INSTRUCTIONS TO FOLLOW: Recast the data below as a Markdown table with the columns Row and Line, numbering each nonblank line in order and skipping blank lines. Leave the pictures out.

INPUT:
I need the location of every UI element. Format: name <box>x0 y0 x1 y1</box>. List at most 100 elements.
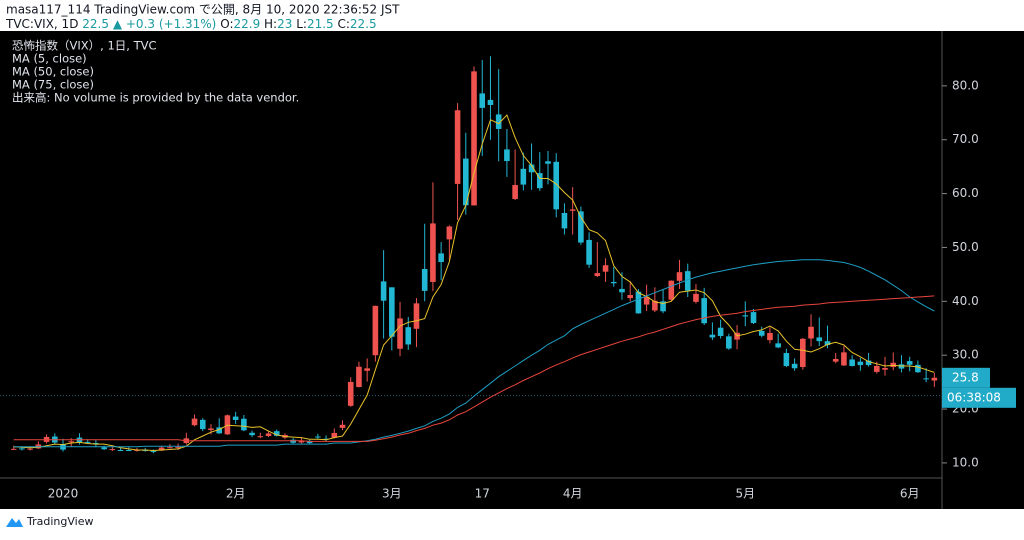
ma-line <box>13 114 935 452</box>
header-line: masa117_114 TradingView.com で公開, 8月 10, … <box>6 3 400 17</box>
candle-body <box>125 449 132 451</box>
candle-body <box>717 327 724 336</box>
y-tick-label: 80.0 <box>952 78 979 92</box>
candle-body <box>915 364 921 373</box>
candle-body <box>857 361 864 366</box>
candle-body <box>652 300 658 311</box>
candle-body <box>569 209 576 211</box>
candle-body <box>832 358 839 362</box>
candle-body <box>536 173 543 189</box>
candle-body <box>750 312 757 324</box>
candle-body <box>364 368 370 371</box>
header-quote: TVC:VIX, 1D 22.5 ▲ +0.3 (+1.31%) O:22.9 … <box>5 17 377 31</box>
candle-body <box>257 436 264 438</box>
candle-body <box>709 334 716 338</box>
candle-body <box>668 280 675 300</box>
candle-body <box>347 381 354 406</box>
candle-body <box>586 239 592 265</box>
candle-body <box>553 161 560 210</box>
candle-body <box>158 447 165 451</box>
candle-body <box>232 416 239 420</box>
candle-body <box>610 281 617 284</box>
candle-body <box>882 368 888 370</box>
candle-body <box>241 418 247 431</box>
candle-body <box>520 168 527 185</box>
candle-body <box>635 291 642 314</box>
candle-body <box>545 161 551 164</box>
candle-body <box>627 295 633 299</box>
y-tick-label: 40.0 <box>952 294 979 308</box>
candle-body <box>109 449 116 451</box>
x-tick-label: 5月 <box>735 487 755 501</box>
y-tick-label: 70.0 <box>952 132 979 146</box>
candle-body <box>471 71 477 206</box>
candle-body <box>906 361 913 365</box>
candle-body <box>816 337 823 342</box>
candle-body <box>438 253 444 263</box>
candle-body <box>495 114 502 129</box>
candle-body <box>504 149 510 162</box>
candle-body <box>84 441 91 443</box>
low-label: L: <box>296 17 307 31</box>
open: 22.9 <box>233 17 260 31</box>
candle-body <box>249 432 255 436</box>
y-tick-label: 60.0 <box>952 186 979 200</box>
candle-body <box>175 446 181 448</box>
candle-body <box>676 272 683 281</box>
ma-line <box>13 259 935 448</box>
footer-logo <box>6 518 23 527</box>
candle-body <box>800 338 806 368</box>
candle-body <box>216 427 222 434</box>
candle-body <box>199 419 206 430</box>
candle-body <box>479 93 486 108</box>
legend-volume: 出来高: No volume is provided by the data v… <box>12 91 299 105</box>
candle-body <box>578 211 584 243</box>
countdown-label: 06:38:08 <box>947 390 1001 404</box>
candle-body <box>315 436 321 438</box>
chart-background <box>0 31 1024 509</box>
candle-body <box>430 223 436 282</box>
candle-body <box>306 440 313 444</box>
change: +0.3 (+1.31%) <box>126 17 217 31</box>
candle-body <box>446 226 453 240</box>
high: 23 <box>277 17 292 31</box>
arrow: ▲ <box>113 17 123 31</box>
candle-body <box>849 359 855 367</box>
last-price-label: 25.8 <box>952 370 979 384</box>
candle-body <box>380 281 387 301</box>
legend-ma: MA (75, close) <box>12 78 94 92</box>
candle-body <box>742 315 749 317</box>
open-label: O: <box>220 17 233 31</box>
candle-body <box>865 360 872 366</box>
candle-body <box>874 365 880 372</box>
candle-body <box>808 326 814 339</box>
candle-body <box>824 341 831 346</box>
candle-body <box>841 352 847 366</box>
legend-ma: MA (5, close) <box>12 52 87 66</box>
candle-body <box>512 185 518 199</box>
candle-body <box>619 288 625 293</box>
candle-body <box>117 449 124 451</box>
candle-body <box>758 330 765 336</box>
candle-body <box>101 447 107 450</box>
logo-icon <box>6 518 23 527</box>
candle-body <box>372 305 379 356</box>
close: 22.5 <box>350 17 377 31</box>
candle-body <box>726 336 732 349</box>
candle-body <box>767 332 773 341</box>
candle-body <box>397 318 403 349</box>
candle-body <box>191 418 198 426</box>
candle-body <box>602 265 609 272</box>
last-price-box <box>942 367 990 388</box>
candle-body <box>413 303 420 329</box>
candle-body <box>19 448 25 450</box>
candle-body <box>660 301 666 312</box>
candle-body <box>339 424 346 428</box>
candle-body <box>923 378 929 380</box>
y-tick-label: 30.0 <box>952 348 979 362</box>
candle-body <box>487 99 494 105</box>
low: 21.5 <box>307 17 334 31</box>
y-tick-label: 10.0 <box>952 455 979 469</box>
candle-body <box>684 271 691 291</box>
x-tick-label: 17 <box>475 487 490 501</box>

ANSWER TO THE TASK:
| Row | Line |
|---|---|
| 1 | I need the location of every UI element. Format: name <box>x0 y0 x1 y1</box>. List at most 100 elements. |
| 2 | ma-line <box>13 114 935 452</box> |
| 3 | header-line: masa117_114 TradingView.com で公開, 8月 10, … <box>6 3 400 17</box> |
| 4 | candle-body <box>125 449 132 451</box> |
| 5 | candle-body <box>717 327 724 336</box> |
| 6 | y-tick-label: 80.0 <box>952 78 979 92</box> |
| 7 | candle-body <box>915 364 921 373</box> |
| 8 | candle-body <box>857 361 864 366</box> |
| 9 | candle-body <box>652 300 658 311</box> |
| 10 | candle-body <box>569 209 576 211</box> |
| 11 | candle-body <box>832 358 839 362</box> |
| 12 | candle-body <box>536 173 543 189</box> |
| 13 | candle-body <box>750 312 757 324</box> |
| 14 | candle-body <box>364 368 370 371</box> |
| 15 | header-quote: TVC:VIX, 1D 22.5 ▲ +0.3 (+1.31%) O:22.9 … <box>5 17 377 31</box> |
| 16 | candle-body <box>257 436 264 438</box> |
| 17 | candle-body <box>709 334 716 338</box> |
| 18 | candle-body <box>668 280 675 300</box> |
| 19 | candle-body <box>347 381 354 406</box> |
| 20 | candle-body <box>586 239 592 265</box> |
| 21 | candle-body <box>553 161 560 210</box> |
| 22 | candle-body <box>158 447 165 451</box> |
| 23 | candle-body <box>232 416 239 420</box> |
| 24 | candle-body <box>610 281 617 284</box> |
| 25 | candle-body <box>882 368 888 370</box> |
| 26 | candle-body <box>241 418 247 431</box> |
| 27 | candle-body <box>520 168 527 185</box> |
| 28 | candle-body <box>635 291 642 314</box> |
| 29 | candle-body <box>545 161 551 164</box> |
| 30 | candle-body <box>627 295 633 299</box> |
| 31 | y-tick-label: 40.0 <box>952 294 979 308</box> |
| 32 | candle-body <box>109 449 116 451</box> |
| 33 | x-tick-label: 5月 <box>735 487 755 501</box> |
| 34 | y-tick-label: 70.0 <box>952 132 979 146</box> |
| 35 | candle-body <box>471 71 477 206</box> |
| 36 | candle-body <box>906 361 913 365</box> |
| 37 | candle-body <box>816 337 823 342</box> |
| 38 | candle-body <box>438 253 444 263</box> |
| 39 | candle-body <box>495 114 502 129</box> |
| 40 | candle-body <box>504 149 510 162</box> |
| 41 | candle-body <box>84 441 91 443</box> |
| 42 | low-label: L: <box>296 17 307 31</box> |
| 43 | open: 22.9 <box>233 17 260 31</box> |
| 44 | candle-body <box>249 432 255 436</box> |
| 45 | y-tick-label: 60.0 <box>952 186 979 200</box> |
| 46 | candle-body <box>175 446 181 448</box> |
| 47 | candle-body <box>676 272 683 281</box> |
| 48 | ma-line <box>13 259 935 448</box> |
| 49 | footer-logo <box>6 518 23 527</box> |
| 50 | candle-body <box>800 338 806 368</box> |
| 51 | candle-body <box>216 427 222 434</box> |
| 52 | candle-body <box>199 419 206 430</box> |
| 53 | candle-body <box>479 93 486 108</box> |
| 54 | legend-volume: 出来高: No volume is provided by the data v… <box>12 91 299 105</box> |
| 55 | candle-body <box>578 211 584 243</box> |
| 56 | countdown-label: 06:38:08 <box>947 390 1001 404</box> |
| 57 | candle-body <box>315 436 321 438</box> |
| 58 | chart-background <box>0 31 1024 509</box> |
| 59 | candle-body <box>430 223 436 282</box> |
| 60 | candle-body <box>306 440 313 444</box> |
| 61 | change: +0.3 (+1.31%) <box>126 17 217 31</box> |
| 62 | candle-body <box>446 226 453 240</box> |
| 63 | high: 23 <box>277 17 292 31</box> |
| 64 | arrow: ▲ <box>113 17 123 31</box> |
| 65 | candle-body <box>849 359 855 367</box> |
| 66 | last-price-label: 25.8 <box>952 370 979 384</box> |
| 67 | candle-body <box>380 281 387 301</box> |
| 68 | legend-ma: MA (75, close) <box>12 78 94 92</box> |
| 69 | candle-body <box>742 315 749 317</box> |
| 70 | open-label: O: <box>220 17 233 31</box> |
| 71 | candle-body <box>865 360 872 366</box> |
| 72 | candle-body <box>874 365 880 372</box> |
| 73 | candle-body <box>808 326 814 339</box> |
| 74 | candle-body <box>824 341 831 346</box> |
| 75 | candle-body <box>841 352 847 366</box> |
| 76 | legend-ma: MA (5, close) <box>12 52 87 66</box> |
| 77 | candle-body <box>512 185 518 199</box> |
| 78 | candle-body <box>619 288 625 293</box> |
| 79 | candle-body <box>117 449 124 451</box> |
| 80 | candle-body <box>758 330 765 336</box> |
| 81 | candle-body <box>101 447 107 450</box> |
| 82 | logo-icon <box>6 518 23 527</box> |
| 83 | candle-body <box>372 305 379 356</box> |
| 84 | close: 22.5 <box>350 17 377 31</box> |
| 85 | candle-body <box>726 336 732 349</box> |
| 86 | candle-body <box>767 332 773 341</box> |
| 87 | candle-body <box>397 318 403 349</box> |
| 88 | candle-body <box>191 418 198 426</box> |
| 89 | candle-body <box>602 265 609 272</box> |
| 90 | last-price-box <box>942 367 990 388</box> |
| 91 | candle-body <box>413 303 420 329</box> |
| 92 | candle-body <box>19 448 25 450</box> |
| 93 | candle-body <box>660 301 666 312</box> |
| 94 | candle-body <box>339 424 346 428</box> |
| 95 | candle-body <box>923 378 929 380</box> |
| 96 | y-tick-label: 30.0 <box>952 348 979 362</box> |
| 97 | candle-body <box>487 99 494 105</box> |
| 98 | low: 21.5 <box>307 17 334 31</box> |
| 99 | y-tick-label: 10.0 <box>952 455 979 469</box> |
| 100 | candle-body <box>684 271 691 291</box> |
| 101 | x-tick-label: 17 <box>475 487 490 501</box> |